* **Task to complete**:
Tally up the lines that include "Contrast" and state that number by itself.

Stored records:
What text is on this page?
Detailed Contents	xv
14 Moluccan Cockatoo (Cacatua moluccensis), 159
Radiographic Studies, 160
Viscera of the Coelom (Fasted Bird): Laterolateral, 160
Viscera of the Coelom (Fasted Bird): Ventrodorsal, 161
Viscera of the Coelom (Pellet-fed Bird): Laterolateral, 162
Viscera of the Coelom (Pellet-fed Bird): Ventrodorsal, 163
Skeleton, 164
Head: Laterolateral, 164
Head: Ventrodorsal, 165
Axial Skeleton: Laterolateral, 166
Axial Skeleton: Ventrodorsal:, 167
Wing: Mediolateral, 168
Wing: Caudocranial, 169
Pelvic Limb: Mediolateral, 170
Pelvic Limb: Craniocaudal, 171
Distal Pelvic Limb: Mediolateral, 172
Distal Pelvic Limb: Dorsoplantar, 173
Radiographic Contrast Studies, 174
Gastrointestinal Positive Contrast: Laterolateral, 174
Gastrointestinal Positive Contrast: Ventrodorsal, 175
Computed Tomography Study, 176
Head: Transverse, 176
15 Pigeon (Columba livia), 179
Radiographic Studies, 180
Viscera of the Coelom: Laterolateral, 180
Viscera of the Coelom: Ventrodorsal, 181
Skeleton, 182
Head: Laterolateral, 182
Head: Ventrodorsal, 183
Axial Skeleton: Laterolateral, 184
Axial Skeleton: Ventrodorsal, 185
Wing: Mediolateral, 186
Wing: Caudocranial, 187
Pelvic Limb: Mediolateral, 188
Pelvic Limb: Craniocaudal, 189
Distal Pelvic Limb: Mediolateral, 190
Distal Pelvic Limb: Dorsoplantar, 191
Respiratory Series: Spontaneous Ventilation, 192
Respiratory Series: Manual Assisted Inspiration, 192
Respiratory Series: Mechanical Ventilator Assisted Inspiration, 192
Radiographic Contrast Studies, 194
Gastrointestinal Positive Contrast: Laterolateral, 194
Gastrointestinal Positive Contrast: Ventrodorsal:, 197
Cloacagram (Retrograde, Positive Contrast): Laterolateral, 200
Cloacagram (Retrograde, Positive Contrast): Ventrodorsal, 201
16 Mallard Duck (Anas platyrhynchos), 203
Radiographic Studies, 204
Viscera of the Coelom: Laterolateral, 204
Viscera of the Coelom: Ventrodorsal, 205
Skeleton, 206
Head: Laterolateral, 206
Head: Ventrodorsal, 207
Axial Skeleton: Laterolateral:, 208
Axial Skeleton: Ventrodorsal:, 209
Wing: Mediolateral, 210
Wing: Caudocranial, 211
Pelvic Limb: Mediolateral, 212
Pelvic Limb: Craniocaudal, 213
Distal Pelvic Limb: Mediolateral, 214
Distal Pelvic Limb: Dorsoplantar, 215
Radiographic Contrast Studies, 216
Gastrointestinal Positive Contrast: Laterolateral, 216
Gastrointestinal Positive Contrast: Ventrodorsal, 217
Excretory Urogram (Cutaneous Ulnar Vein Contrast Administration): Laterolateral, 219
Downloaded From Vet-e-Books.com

* **Correct response**:
12